(Data entries for graphics)

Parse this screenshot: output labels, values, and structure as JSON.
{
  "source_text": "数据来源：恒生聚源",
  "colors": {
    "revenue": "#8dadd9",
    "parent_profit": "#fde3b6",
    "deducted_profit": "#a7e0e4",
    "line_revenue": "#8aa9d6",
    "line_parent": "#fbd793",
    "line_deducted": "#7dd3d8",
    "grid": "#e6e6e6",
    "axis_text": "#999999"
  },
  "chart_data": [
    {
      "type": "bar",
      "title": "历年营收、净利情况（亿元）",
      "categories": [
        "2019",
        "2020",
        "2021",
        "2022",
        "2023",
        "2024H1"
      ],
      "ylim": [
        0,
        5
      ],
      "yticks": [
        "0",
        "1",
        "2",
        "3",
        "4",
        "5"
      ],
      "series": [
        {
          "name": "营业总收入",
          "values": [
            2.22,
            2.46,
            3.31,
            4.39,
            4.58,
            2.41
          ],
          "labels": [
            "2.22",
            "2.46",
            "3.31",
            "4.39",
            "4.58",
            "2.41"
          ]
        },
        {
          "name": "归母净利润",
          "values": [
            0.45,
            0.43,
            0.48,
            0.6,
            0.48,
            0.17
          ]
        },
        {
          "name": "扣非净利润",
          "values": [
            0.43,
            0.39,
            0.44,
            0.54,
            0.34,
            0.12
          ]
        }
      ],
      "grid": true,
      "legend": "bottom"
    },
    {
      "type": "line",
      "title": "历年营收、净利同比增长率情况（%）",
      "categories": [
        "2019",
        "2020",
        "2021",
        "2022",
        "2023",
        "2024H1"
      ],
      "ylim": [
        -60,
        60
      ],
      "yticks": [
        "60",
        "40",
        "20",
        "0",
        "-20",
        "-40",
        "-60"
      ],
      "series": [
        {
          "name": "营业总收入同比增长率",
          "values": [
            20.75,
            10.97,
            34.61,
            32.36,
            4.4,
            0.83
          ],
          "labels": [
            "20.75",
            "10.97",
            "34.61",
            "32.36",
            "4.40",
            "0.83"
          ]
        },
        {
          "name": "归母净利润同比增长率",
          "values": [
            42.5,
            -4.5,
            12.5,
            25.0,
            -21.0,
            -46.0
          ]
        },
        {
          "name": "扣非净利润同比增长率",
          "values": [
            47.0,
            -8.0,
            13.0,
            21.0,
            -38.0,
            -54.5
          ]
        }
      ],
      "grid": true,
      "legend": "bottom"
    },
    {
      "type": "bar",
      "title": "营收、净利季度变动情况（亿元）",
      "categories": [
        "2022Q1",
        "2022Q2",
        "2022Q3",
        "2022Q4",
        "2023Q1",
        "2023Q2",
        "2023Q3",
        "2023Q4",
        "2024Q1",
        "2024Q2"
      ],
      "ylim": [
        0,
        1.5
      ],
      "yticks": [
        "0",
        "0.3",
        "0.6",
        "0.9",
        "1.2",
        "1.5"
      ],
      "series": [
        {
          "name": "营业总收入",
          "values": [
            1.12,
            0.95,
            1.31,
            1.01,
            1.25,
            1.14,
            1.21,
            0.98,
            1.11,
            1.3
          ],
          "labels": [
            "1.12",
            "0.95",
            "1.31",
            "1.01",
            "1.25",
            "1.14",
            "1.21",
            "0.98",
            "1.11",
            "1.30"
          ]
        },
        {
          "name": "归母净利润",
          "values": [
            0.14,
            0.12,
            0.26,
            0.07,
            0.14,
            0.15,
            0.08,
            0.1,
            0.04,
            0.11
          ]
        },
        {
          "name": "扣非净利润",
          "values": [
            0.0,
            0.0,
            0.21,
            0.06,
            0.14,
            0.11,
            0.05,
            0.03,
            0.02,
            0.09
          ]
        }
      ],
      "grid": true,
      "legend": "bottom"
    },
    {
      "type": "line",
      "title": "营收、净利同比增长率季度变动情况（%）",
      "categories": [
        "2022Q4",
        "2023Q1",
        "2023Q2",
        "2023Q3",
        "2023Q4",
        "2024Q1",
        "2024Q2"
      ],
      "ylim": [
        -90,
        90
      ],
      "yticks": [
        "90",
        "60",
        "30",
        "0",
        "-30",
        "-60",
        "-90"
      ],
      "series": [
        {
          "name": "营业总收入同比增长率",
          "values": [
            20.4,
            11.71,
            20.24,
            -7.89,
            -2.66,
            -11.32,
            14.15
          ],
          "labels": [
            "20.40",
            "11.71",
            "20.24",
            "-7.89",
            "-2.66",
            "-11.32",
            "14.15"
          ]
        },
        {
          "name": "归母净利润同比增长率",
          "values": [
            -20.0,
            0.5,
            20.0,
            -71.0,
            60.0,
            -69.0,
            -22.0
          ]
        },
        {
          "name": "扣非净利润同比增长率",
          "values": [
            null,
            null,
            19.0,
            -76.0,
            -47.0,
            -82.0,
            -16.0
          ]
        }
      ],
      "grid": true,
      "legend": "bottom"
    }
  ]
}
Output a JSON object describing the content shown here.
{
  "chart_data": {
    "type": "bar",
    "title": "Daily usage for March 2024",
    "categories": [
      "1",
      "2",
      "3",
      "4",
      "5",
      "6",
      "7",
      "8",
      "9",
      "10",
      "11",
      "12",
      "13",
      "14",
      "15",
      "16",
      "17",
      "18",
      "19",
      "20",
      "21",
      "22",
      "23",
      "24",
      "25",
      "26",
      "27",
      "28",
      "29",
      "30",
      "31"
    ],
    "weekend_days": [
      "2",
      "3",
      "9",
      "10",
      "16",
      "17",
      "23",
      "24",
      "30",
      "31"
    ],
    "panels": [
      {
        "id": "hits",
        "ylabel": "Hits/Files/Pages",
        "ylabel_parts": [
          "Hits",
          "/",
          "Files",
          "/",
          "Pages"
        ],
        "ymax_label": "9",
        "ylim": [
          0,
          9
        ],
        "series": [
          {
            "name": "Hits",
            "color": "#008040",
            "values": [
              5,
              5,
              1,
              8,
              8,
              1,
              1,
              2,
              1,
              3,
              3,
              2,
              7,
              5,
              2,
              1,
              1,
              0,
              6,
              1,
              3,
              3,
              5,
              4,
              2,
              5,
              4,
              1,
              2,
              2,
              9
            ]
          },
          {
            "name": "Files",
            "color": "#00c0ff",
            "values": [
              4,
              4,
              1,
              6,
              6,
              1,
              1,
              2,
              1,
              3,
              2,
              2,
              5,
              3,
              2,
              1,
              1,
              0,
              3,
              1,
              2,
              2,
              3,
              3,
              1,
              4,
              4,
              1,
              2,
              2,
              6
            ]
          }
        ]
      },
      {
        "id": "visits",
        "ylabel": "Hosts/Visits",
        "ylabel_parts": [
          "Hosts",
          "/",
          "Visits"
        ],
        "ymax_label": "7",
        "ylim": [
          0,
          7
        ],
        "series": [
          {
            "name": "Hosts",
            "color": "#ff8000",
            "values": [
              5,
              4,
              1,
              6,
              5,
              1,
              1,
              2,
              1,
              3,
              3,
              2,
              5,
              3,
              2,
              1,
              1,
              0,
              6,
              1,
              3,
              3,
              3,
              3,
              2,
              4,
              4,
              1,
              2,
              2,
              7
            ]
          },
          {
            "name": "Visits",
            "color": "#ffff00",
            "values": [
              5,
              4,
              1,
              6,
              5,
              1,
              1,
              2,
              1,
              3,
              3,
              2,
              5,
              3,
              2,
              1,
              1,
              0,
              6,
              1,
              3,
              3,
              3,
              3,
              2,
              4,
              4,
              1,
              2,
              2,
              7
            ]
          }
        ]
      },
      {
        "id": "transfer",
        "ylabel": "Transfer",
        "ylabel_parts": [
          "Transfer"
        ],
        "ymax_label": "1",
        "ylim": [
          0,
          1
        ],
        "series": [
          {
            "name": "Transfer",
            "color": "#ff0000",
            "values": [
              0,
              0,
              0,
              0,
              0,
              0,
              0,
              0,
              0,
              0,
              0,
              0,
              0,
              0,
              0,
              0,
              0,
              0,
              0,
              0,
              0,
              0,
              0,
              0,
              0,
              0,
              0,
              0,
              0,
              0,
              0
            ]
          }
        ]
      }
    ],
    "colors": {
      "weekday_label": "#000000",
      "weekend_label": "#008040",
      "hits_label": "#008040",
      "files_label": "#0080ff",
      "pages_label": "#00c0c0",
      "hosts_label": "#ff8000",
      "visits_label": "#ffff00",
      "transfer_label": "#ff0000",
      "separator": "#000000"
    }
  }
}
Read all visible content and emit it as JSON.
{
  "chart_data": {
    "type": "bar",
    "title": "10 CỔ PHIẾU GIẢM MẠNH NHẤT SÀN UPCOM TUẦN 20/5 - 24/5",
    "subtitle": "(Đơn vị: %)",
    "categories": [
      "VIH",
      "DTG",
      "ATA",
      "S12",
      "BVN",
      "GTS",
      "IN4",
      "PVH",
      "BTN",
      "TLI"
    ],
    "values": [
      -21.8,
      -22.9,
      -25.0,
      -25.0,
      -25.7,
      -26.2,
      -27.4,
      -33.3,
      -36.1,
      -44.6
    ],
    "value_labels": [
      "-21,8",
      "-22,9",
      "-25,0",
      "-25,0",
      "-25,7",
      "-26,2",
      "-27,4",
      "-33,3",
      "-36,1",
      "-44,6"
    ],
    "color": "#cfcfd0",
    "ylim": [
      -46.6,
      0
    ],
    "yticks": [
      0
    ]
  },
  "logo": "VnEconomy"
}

● **Set problem**
Write out once more the lines above beginning at the line with "Read all visible content and emit it as JSON."; continue through the final line and stop there.

● **Correct answer**
Read all visible content and emit it as JSON.
{
  "chart_data": {
    "type": "bar",
    "title": "10 CỔ PHIẾU GIẢM MẠNH NHẤT SÀN UPCOM TUẦN 20/5 - 24/5",
    "subtitle": "(Đơn vị: %)",
    "categories": [
      "VIH",
      "DTG",
      "ATA",
      "S12",
      "BVN",
      "GTS",
      "IN4",
      "PVH",
      "BTN",
      "TLI"
    ],
    "values": [
      -21.8,
      -22.9,
      -25.0,
      -25.0,
      -25.7,
      -26.2,
      -27.4,
      -33.3,
      -36.1,
      -44.6
    ],
    "value_labels": [
      "-21,8",
      "-22,9",
      "-25,0",
      "-25,0",
      "-25,7",
      "-26,2",
      "-27,4",
      "-33,3",
      "-36,1",
      "-44,6"
    ],
    "color": "#cfcfd0",
    "ylim": [
      -46.6,
      0
    ],
    "yticks": [
      0
    ]
  },
  "logo": "VnEconomy"
}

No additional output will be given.